WHAT YOU WILL DO |
Images must not appear in your copy; reproduce every other part of the records exactly.

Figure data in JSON
--- begin ---
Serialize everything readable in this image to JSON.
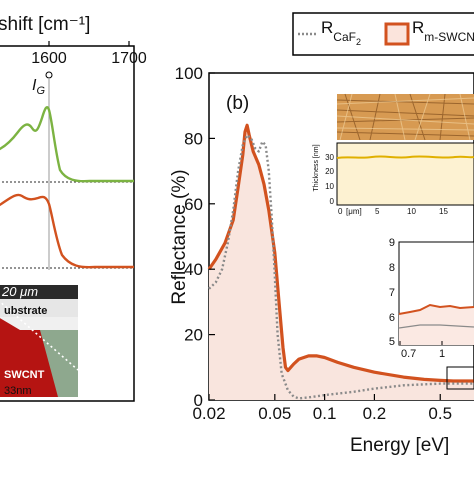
{
  "left_panel": {
    "axis_title": "shift [cm⁻¹]",
    "ticks": [
      "1600",
      "1700"
    ],
    "peak_label": "I",
    "peak_label_sub": "G",
    "image_labels": {
      "scale": "20 μm",
      "substrate": "ubstrate",
      "swcnt": "SWCNT",
      "thickness": "33nm"
    }
  },
  "legend": {
    "items": [
      {
        "name_main": "R",
        "name_sub": "CaF",
        "name_sub2": "2",
        "style": "dotted-gray"
      },
      {
        "name_main": "R",
        "name_sub": "m-SWCNT",
        "style": "orange-box"
      }
    ]
  },
  "main_chart": {
    "panel_label": "(b)",
    "inset_top": {
      "ylabel": "Thickness [nm]",
      "yticks": [
        "30",
        "20",
        "10",
        "0"
      ],
      "xticks": [
        "0",
        "5",
        "10",
        "15"
      ],
      "xunit": "[μm]"
    },
    "inset_zoom": {
      "yticks": [
        "9",
        "8",
        "7",
        "6",
        "5"
      ],
      "xticks": [
        "0.7",
        "1"
      ]
    }
  },
  "chart_data": {
    "type": "line",
    "xlabel": "Energy [eV]",
    "ylabel": "Reflectance (%)",
    "xscale": "log",
    "xlim": [
      0.02,
      0.8
    ],
    "ylim": [
      0,
      100
    ],
    "xticks": [
      0.02,
      0.05,
      0.1,
      0.2,
      0.5
    ],
    "xtick_labels": [
      "0.02",
      "0.05",
      "0.1",
      "0.2",
      "0.5"
    ],
    "yticks": [
      0,
      20,
      40,
      60,
      80,
      100
    ],
    "ytick_labels": [
      "0",
      "20",
      "40",
      "60",
      "80",
      "100"
    ],
    "series": [
      {
        "name": "R m-SWCNT",
        "color": "#d2521f",
        "fill": "#f9e5de",
        "points": [
          [
            0.02,
            40
          ],
          [
            0.022,
            43
          ],
          [
            0.025,
            48
          ],
          [
            0.028,
            55
          ],
          [
            0.03,
            65
          ],
          [
            0.032,
            75
          ],
          [
            0.033,
            82
          ],
          [
            0.034,
            84
          ],
          [
            0.035,
            81
          ],
          [
            0.037,
            76
          ],
          [
            0.04,
            72
          ],
          [
            0.043,
            66
          ],
          [
            0.046,
            58
          ],
          [
            0.05,
            45
          ],
          [
            0.053,
            30
          ],
          [
            0.056,
            16
          ],
          [
            0.058,
            10
          ],
          [
            0.06,
            9
          ],
          [
            0.065,
            11
          ],
          [
            0.07,
            12.5
          ],
          [
            0.08,
            13.5
          ],
          [
            0.09,
            13.5
          ],
          [
            0.1,
            13
          ],
          [
            0.12,
            11.5
          ],
          [
            0.15,
            10
          ],
          [
            0.2,
            8.5
          ],
          [
            0.3,
            7
          ],
          [
            0.4,
            6.3
          ],
          [
            0.5,
            6
          ],
          [
            0.6,
            5.8
          ],
          [
            0.7,
            5.8
          ],
          [
            0.8,
            5.8
          ]
        ]
      },
      {
        "name": "R CaF2",
        "color": "#8a8a8a",
        "points": [
          [
            0.02,
            34
          ],
          [
            0.022,
            36
          ],
          [
            0.024,
            40
          ],
          [
            0.026,
            48
          ],
          [
            0.028,
            58
          ],
          [
            0.03,
            70
          ],
          [
            0.032,
            78
          ],
          [
            0.034,
            81
          ],
          [
            0.036,
            80
          ],
          [
            0.038,
            77
          ],
          [
            0.04,
            76
          ],
          [
            0.042,
            79
          ],
          [
            0.044,
            78
          ],
          [
            0.046,
            70
          ],
          [
            0.048,
            55
          ],
          [
            0.05,
            38
          ],
          [
            0.052,
            20
          ],
          [
            0.055,
            8
          ],
          [
            0.06,
            3
          ],
          [
            0.065,
            1
          ],
          [
            0.07,
            0.5
          ],
          [
            0.08,
            0.8
          ],
          [
            0.1,
            1.5
          ],
          [
            0.15,
            2.5
          ],
          [
            0.2,
            3.5
          ],
          [
            0.3,
            4.5
          ],
          [
            0.5,
            5
          ],
          [
            0.8,
            5
          ]
        ]
      }
    ]
  }
}
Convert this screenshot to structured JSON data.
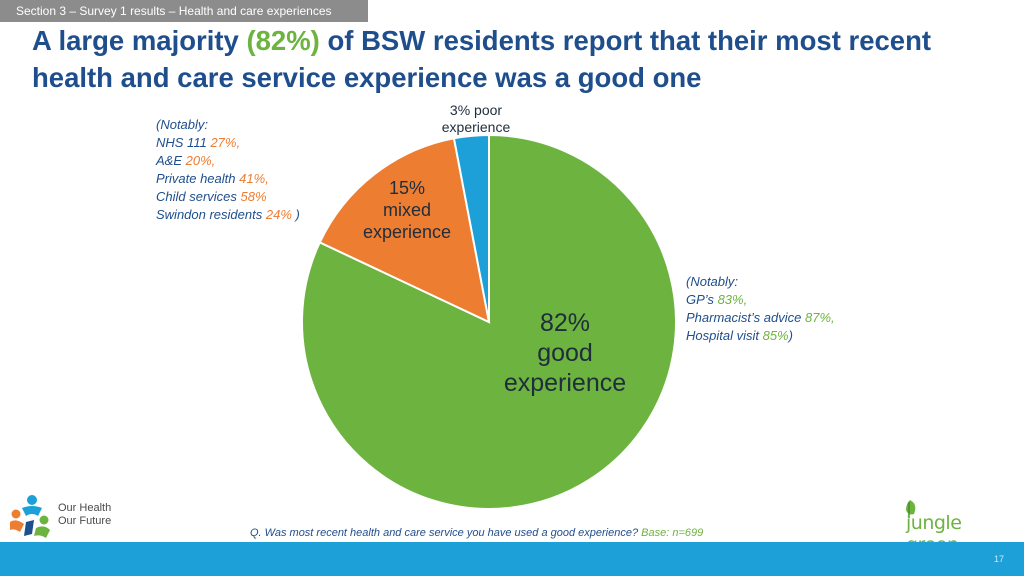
{
  "section_tag": "Section 3 – Survey 1 results – Health and care experiences",
  "title": {
    "part1": "A large majority ",
    "highlight": "(82%)",
    "part2": " of BSW residents report that their most recent health and care service experience was a good one"
  },
  "chart_data": {
    "type": "pie",
    "slices": [
      {
        "label": "good experience",
        "value": 82,
        "color": "#6db33f"
      },
      {
        "label": "mixed experience",
        "value": 15,
        "color": "#ed7d31"
      },
      {
        "label": "poor experience",
        "value": 3,
        "color": "#1da0d8"
      }
    ],
    "labels": {
      "poor": "3% poor experience",
      "mixed_pct": "15%",
      "mixed_text": "mixed experience",
      "good_pct": "82%",
      "good_line1": "good",
      "good_line2": "experience"
    }
  },
  "notes": {
    "left": {
      "intro": "(Notably:",
      "items": [
        {
          "name": "NHS 111",
          "value": "27%,"
        },
        {
          "name": "A&E ",
          "value": "20%,"
        },
        {
          "name": "Private health",
          "value": "41%,"
        },
        {
          "name": "Child services",
          "value": "58%"
        },
        {
          "name": "Swindon residents",
          "value": "24%"
        }
      ],
      "close": " )"
    },
    "right": {
      "intro": "(Notably:",
      "items": [
        {
          "name": "GP’s",
          "value": "83%,"
        },
        {
          "name": "Pharmacist’s advice",
          "value": "87%,"
        },
        {
          "name": "Hospital visit",
          "value": "85%"
        }
      ],
      "close": ")"
    }
  },
  "footer": {
    "question": "Q. Was most recent health and care service you have used a good experience?",
    "base": "Base: n=699",
    "page_number": "17"
  },
  "logos": {
    "left_line1": "Our Health",
    "left_line2": "Our Future",
    "right": "jungle green"
  }
}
--- end ---
RESPONSE TO THE EXERCISE |
Serialize everything readable in this image to JSON.
{
  "left_panel": {
    "axis_title": "shift [cm⁻¹]",
    "ticks": [
      "1600",
      "1700"
    ],
    "peak_label": "I",
    "peak_label_sub": "G",
    "image_labels": {
      "scale": "20 μm",
      "substrate": "ubstrate",
      "swcnt": "SWCNT",
      "thickness": "33nm"
    }
  },
  "legend": {
    "items": [
      {
        "name_main": "R",
        "name_sub": "CaF",
        "name_sub2": "2",
        "style": "dotted-gray"
      },
      {
        "name_main": "R",
        "name_sub": "m-SWCNT",
        "style": "orange-box"
      }
    ]
  },
  "main_chart": {
    "panel_label": "(b)",
    "inset_top": {
      "ylabel": "Thickness [nm]",
      "yticks": [
        "30",
        "20",
        "10",
        "0"
      ],
      "xticks": [
        "0",
        "5",
        "10",
        "15"
      ],
      "xunit": "[μm]"
    },
    "inset_zoom": {
      "yticks": [
        "9",
        "8",
        "7",
        "6",
        "5"
      ],
      "xticks": [
        "0.7",
        "1"
      ]
    }
  },
  "chart_data": {
    "type": "line",
    "xlabel": "Energy [eV]",
    "ylabel": "Reflectance (%)",
    "xscale": "log",
    "xlim": [
      0.02,
      0.8
    ],
    "ylim": [
      0,
      100
    ],
    "xticks": [
      0.02,
      0.05,
      0.1,
      0.2,
      0.5
    ],
    "xtick_labels": [
      "0.02",
      "0.05",
      "0.1",
      "0.2",
      "0.5"
    ],
    "yticks": [
      0,
      20,
      40,
      60,
      80,
      100
    ],
    "ytick_labels": [
      "0",
      "20",
      "40",
      "60",
      "80",
      "100"
    ],
    "series": [
      {
        "name": "R m-SWCNT",
        "color": "#d2521f",
        "fill": "#f9e5de",
        "points": [
          [
            0.02,
            40
          ],
          [
            0.022,
            43
          ],
          [
            0.025,
            48
          ],
          [
            0.028,
            55
          ],
          [
            0.03,
            65
          ],
          [
            0.032,
            75
          ],
          [
            0.033,
            82
          ],
          [
            0.034,
            84
          ],
          [
            0.035,
            81
          ],
          [
            0.037,
            76
          ],
          [
            0.04,
            72
          ],
          [
            0.043,
            66
          ],
          [
            0.046,
            58
          ],
          [
            0.05,
            45
          ],
          [
            0.053,
            30
          ],
          [
            0.056,
            16
          ],
          [
            0.058,
            10
          ],
          [
            0.06,
            9
          ],
          [
            0.065,
            11
          ],
          [
            0.07,
            12.5
          ],
          [
            0.08,
            13.5
          ],
          [
            0.09,
            13.5
          ],
          [
            0.1,
            13
          ],
          [
            0.12,
            11.5
          ],
          [
            0.15,
            10
          ],
          [
            0.2,
            8.5
          ],
          [
            0.3,
            7
          ],
          [
            0.4,
            6.3
          ],
          [
            0.5,
            6
          ],
          [
            0.6,
            5.8
          ],
          [
            0.7,
            5.8
          ],
          [
            0.8,
            5.8
          ]
        ]
      },
      {
        "name": "R CaF2",
        "color": "#8a8a8a",
        "points": [
          [
            0.02,
            34
          ],
          [
            0.022,
            36
          ],
          [
            0.024,
            40
          ],
          [
            0.026,
            48
          ],
          [
            0.028,
            58
          ],
          [
            0.03,
            70
          ],
          [
            0.032,
            78
          ],
          [
            0.034,
            81
          ],
          [
            0.036,
            80
          ],
          [
            0.038,
            77
          ],
          [
            0.04,
            76
          ],
          [
            0.042,
            79
          ],
          [
            0.044,
            78
          ],
          [
            0.046,
            70
          ],
          [
            0.048,
            55
          ],
          [
            0.05,
            38
          ],
          [
            0.052,
            20
          ],
          [
            0.055,
            8
          ],
          [
            0.06,
            3
          ],
          [
            0.065,
            1
          ],
          [
            0.07,
            0.5
          ],
          [
            0.08,
            0.8
          ],
          [
            0.1,
            1.5
          ],
          [
            0.15,
            2.5
          ],
          [
            0.2,
            3.5
          ],
          [
            0.3,
            4.5
          ],
          [
            0.5,
            5
          ],
          [
            0.8,
            5
          ]
        ]
      }
    ]
  }
}
Convert this screenshot to structured JSON data.
{
  "section_tag": "Section 3 – Survey 1 results – Health and care experiences",
  "title": {
    "part1": "A large majority ",
    "highlight": "(82%)",
    "part2": " of BSW residents report that their most recent health and care service experience was a good one"
  },
  "chart_data": {
    "type": "pie",
    "slices": [
      {
        "label": "good experience",
        "value": 82,
        "color": "#6db33f"
      },
      {
        "label": "mixed experience",
        "value": 15,
        "color": "#ed7d31"
      },
      {
        "label": "poor experience",
        "value": 3,
        "color": "#1da0d8"
      }
    ],
    "labels": {
      "poor": "3% poor experience",
      "mixed_pct": "15%",
      "mixed_text": "mixed experience",
      "good_pct": "82%",
      "good_line1": "good",
      "good_line2": "experience"
    }
  },
  "notes": {
    "left": {
      "intro": "(Notably:",
      "items": [
        {
          "name": "NHS 111",
          "value": "27%,"
        },
        {
          "name": "A&E ",
          "value": "20%,"
        },
        {
          "name": "Private health",
          "value": "41%,"
        },
        {
          "name": "Child services",
          "value": "58%"
        },
        {
          "name": "Swindon residents",
          "value": "24%"
        }
      ],
      "close": " )"
    },
    "right": {
      "intro": "(Notably:",
      "items": [
        {
          "name": "GP’s",
          "value": "83%,"
        },
        {
          "name": "Pharmacist’s advice",
          "value": "87%,"
        },
        {
          "name": "Hospital visit",
          "value": "85%"
        }
      ],
      "close": ")"
    }
  },
  "footer": {
    "question": "Q. Was most recent health and care service you have used a good experience?",
    "base": "Base: n=699",
    "page_number": "17"
  },
  "logos": {
    "left_line1": "Our Health",
    "left_line2": "Our Future",
    "right": "jungle green"
  }
}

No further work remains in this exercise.